### TASK SET
[1] From the article on suicide in the Pacific Islands, copy word for word the part that opens with the words containing "For that week, the" and closes with "purchased by anyone.".
[2] Write the next part of the article on suicide in the Pacific Islands, picking up after its final sentence.

### SUPPLIED TEXT
▬▬▬

SPECIAL PACIFIC FEATURE by Rupeni Vatubuli in Fiji. This is Rupeni’s first article for EveningReport.nz.
Suicide is increasing at a rate that most Pacific Islanders can no longer chose to ignore.
Atypically the act of intentionally taking one’s own life is brought about as a result of depression usually accompanied with mental disorders, alcohol, financial and interrelationship problems.
Although an alarm will surface in news headlines – an alarm that is only raised at the expense of someone’s life – this is just like all the other news – there one day, gone the next .
Without being melodramatic, it leaves me frustrated when issues like suicide aren’t follow up on beyond occasional headlines. I mean, what’s happening between times, or more specifically “what has been done since the last incident?”
Behind the scenes how much of a struggle is it for the organisations and government ministries in charge of this issue to push for a reduction in the suicide statistics?
As a person who has lost both a friend and relative to suicide, I would say my own labelling of suicide victims was naive and ignorant. Seldom would I have ever thought of suicide as the only way to end a victim’s suffering.
WHO estimated that over 800 000 people die due to suicide every year.
Fiji recorded 89 suicides from January to September this year, with 10 involving children under the age of 16 and a total of 30 people below the age of 25 taking their lives during the past eight months.
Last month, on Friday 18 September, classes for Secondary, Primary and pre-schools in Fiji were put on hold for a day as it was declared “Suicide Prevention Day” soon after the death of three primary school students who were said to have taken their lives due to academic reasons by drinking a formula used for killing weeds.
For that week, the spotlight was on the:
- Schools…for putting too much pressure on school students
- Ministry of Education…for not making it clear to students that regardless of academic performance they would still be promoted to the next level
- Students…for not discussing issues they faced
- Parents…for not speaking to their children
- And businesses…for selling hazardous products that could be easily purchased by anyone.

▬▬▬

### EXTRACTED ENTRIES
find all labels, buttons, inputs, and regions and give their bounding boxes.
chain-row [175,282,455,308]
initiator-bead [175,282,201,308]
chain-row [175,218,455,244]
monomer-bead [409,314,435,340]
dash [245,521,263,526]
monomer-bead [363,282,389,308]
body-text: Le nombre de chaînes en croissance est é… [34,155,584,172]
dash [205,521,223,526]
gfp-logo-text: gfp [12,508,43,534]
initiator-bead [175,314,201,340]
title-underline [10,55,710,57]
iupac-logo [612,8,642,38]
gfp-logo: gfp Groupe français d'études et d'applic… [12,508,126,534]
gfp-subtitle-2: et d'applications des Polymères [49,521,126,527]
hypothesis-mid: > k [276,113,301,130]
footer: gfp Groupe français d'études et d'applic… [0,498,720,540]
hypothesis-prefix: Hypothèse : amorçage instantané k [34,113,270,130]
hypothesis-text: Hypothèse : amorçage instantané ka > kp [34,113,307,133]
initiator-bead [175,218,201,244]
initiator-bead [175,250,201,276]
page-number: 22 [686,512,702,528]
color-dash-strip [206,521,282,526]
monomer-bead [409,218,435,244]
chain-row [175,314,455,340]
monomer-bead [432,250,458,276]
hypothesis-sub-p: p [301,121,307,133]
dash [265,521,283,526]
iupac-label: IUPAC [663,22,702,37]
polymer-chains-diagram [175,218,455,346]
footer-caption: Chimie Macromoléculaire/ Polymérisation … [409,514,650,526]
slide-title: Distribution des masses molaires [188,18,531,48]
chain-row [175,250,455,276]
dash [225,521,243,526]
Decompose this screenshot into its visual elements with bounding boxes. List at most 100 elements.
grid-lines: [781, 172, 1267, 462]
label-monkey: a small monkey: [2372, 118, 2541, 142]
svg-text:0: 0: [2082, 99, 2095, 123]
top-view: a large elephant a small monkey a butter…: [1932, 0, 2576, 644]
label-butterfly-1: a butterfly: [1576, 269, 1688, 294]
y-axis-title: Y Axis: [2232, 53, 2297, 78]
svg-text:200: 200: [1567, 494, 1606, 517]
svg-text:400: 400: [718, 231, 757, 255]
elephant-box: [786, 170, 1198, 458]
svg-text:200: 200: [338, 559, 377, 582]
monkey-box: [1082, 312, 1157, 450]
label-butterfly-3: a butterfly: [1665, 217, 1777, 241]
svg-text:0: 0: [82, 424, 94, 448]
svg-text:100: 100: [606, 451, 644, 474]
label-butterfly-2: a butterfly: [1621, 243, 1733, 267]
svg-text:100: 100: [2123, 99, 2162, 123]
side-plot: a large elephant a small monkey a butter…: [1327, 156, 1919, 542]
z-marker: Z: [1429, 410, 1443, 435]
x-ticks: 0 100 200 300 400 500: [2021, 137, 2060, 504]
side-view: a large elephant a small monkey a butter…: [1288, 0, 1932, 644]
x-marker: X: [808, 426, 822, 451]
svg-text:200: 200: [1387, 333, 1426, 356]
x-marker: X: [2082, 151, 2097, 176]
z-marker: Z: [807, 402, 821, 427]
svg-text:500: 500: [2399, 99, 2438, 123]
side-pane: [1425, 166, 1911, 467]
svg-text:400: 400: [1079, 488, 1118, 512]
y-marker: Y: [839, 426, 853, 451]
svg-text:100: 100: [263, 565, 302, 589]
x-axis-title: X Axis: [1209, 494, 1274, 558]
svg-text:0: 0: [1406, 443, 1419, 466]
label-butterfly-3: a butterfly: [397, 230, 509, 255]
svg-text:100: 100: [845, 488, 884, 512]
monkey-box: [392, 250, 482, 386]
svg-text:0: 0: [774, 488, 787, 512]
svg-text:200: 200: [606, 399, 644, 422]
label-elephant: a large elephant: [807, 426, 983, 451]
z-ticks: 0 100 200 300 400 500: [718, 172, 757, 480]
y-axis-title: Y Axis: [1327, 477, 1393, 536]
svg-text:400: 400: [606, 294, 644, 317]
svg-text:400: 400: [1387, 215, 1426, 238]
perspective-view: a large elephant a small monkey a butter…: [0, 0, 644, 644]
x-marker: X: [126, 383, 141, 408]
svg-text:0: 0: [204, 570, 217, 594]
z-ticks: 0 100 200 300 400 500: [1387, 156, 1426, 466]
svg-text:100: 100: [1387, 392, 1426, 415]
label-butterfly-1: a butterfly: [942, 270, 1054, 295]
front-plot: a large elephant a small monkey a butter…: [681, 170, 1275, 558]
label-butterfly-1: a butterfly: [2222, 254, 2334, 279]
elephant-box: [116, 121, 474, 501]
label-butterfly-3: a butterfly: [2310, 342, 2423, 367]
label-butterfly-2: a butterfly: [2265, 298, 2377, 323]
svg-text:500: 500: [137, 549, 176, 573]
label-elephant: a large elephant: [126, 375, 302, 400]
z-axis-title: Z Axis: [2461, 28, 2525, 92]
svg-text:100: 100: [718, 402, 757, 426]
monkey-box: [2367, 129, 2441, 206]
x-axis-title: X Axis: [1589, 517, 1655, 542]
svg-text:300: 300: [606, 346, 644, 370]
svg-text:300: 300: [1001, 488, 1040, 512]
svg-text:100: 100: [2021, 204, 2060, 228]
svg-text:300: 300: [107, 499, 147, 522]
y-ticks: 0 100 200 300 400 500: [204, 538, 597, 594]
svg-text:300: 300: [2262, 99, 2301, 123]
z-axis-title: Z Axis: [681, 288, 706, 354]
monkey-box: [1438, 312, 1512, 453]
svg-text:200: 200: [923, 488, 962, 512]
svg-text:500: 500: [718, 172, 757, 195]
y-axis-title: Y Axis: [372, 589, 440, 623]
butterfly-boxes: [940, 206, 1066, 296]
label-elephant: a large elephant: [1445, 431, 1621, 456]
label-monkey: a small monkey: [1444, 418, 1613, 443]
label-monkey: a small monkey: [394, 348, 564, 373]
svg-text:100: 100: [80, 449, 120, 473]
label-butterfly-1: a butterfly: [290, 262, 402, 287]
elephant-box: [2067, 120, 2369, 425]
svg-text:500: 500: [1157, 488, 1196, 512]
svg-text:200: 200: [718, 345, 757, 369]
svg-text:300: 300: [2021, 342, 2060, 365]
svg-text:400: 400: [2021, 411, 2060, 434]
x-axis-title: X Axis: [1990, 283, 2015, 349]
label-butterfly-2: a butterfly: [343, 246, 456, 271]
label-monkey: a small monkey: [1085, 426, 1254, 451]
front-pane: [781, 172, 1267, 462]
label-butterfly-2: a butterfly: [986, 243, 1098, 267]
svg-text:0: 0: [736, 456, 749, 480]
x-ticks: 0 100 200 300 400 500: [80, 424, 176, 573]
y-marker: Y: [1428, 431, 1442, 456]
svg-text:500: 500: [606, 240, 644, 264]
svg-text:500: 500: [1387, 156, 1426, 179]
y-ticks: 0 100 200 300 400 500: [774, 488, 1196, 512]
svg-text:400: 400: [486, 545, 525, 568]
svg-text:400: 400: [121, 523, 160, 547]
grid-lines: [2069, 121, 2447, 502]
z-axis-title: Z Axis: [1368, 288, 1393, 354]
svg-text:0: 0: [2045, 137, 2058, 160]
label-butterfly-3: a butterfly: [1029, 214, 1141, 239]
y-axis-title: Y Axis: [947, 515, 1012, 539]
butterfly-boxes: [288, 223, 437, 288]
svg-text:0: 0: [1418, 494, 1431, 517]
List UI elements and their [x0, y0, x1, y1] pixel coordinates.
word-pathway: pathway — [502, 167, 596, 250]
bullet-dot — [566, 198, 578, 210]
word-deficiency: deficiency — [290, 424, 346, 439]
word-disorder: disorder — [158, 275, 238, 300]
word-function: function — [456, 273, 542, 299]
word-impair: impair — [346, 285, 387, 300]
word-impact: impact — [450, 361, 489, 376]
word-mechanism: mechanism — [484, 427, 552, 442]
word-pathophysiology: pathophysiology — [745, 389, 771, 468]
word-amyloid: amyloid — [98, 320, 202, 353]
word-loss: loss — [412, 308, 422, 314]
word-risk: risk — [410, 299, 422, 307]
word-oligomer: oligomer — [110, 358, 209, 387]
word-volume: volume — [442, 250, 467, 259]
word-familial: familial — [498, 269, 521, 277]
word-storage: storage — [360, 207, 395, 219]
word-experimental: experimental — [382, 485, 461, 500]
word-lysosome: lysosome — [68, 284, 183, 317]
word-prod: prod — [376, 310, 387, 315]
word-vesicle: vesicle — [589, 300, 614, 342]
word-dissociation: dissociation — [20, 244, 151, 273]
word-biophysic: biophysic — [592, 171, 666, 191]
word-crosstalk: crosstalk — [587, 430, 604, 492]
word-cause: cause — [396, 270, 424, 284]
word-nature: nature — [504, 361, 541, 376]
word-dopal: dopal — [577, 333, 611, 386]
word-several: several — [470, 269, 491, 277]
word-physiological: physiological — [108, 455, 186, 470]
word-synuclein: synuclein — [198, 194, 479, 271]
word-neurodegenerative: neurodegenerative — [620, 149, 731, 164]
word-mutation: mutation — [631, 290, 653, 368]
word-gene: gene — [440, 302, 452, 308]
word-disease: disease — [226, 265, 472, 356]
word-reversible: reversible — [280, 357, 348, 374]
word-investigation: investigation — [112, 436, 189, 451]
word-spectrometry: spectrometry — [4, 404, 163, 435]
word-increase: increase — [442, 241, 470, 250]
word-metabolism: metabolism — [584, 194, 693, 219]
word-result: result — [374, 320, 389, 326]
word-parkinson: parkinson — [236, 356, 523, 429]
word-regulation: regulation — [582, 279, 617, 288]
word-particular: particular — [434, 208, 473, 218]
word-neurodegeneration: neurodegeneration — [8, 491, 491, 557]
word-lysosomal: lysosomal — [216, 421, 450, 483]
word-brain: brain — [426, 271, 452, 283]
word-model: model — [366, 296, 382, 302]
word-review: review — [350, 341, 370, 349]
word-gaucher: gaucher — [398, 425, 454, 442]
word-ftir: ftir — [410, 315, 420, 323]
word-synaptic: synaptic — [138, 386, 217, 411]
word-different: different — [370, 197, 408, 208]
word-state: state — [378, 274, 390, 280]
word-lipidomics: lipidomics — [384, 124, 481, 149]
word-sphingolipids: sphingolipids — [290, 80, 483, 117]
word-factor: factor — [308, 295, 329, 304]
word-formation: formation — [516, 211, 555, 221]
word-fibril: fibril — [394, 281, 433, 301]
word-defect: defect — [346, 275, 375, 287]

▬▬▬

### WRITTEN ANSWERS
[1]
For that week, the spotlight was on the:
- Schools…for putting too much pressure on school students
- Ministry of Education…for not making it clear to students that regardless of academic performance they would still be promoted to the next level
- Students…for not discussing issues they faced
- Parents…for not speaking to their children
- And businesses…for selling hazardous products that could be easily purchased by anyone.

[2]
Any likelihood that such an incident might be repeated made every parent, school and Government ministry worry. Everyone was talking about “Suicide” whether to a relative or friend; or even posting on social media sites. No matter what medium was being used, “Suicide Awareness” (a topic usually considered as taboo) was finally out there in the open.
Right up till the Rugby World Cup 2015 hit… and just like that… suicide was a topic tucked away only to be brought up as statistics for the next kava session.
Who is at risk?
While the link between suicide and mental disorders – in particular, depression and alcohol use disorders – is well established in high-income countries, many suicides happen impulsively in moments of crisis with a breakdown in the ability to deal with life stresses, such as financial problems, relationship break-up or chronic pain and illness.
In addition, experiencing conflict, disaster, violence, abuse, or loss and a sense of isolation are strongly associated with suicidal behaviour. Suicide rates are also high amongst vulnerable groups who experience discrimination, such as refugees and migrants; indigenous peoples; lesbian, gay, bisexual, transgender, intersex (LGBTI) persons; and prisoners. By far the strongest risk factor for suicide is a previous suicide attempt.
Methods of suicide
It is estimated that around 30% of global suicides are due to pesticide self-poisoning, most of which occur in rural agricultural areas in low- and middle-income countries. Other common methods of suicide are hanging and firearms.
Knowledge of the most commonly used suicide methods is important to devise prevention strategies which have shown to be effective, such as restriction of access to means of suicide.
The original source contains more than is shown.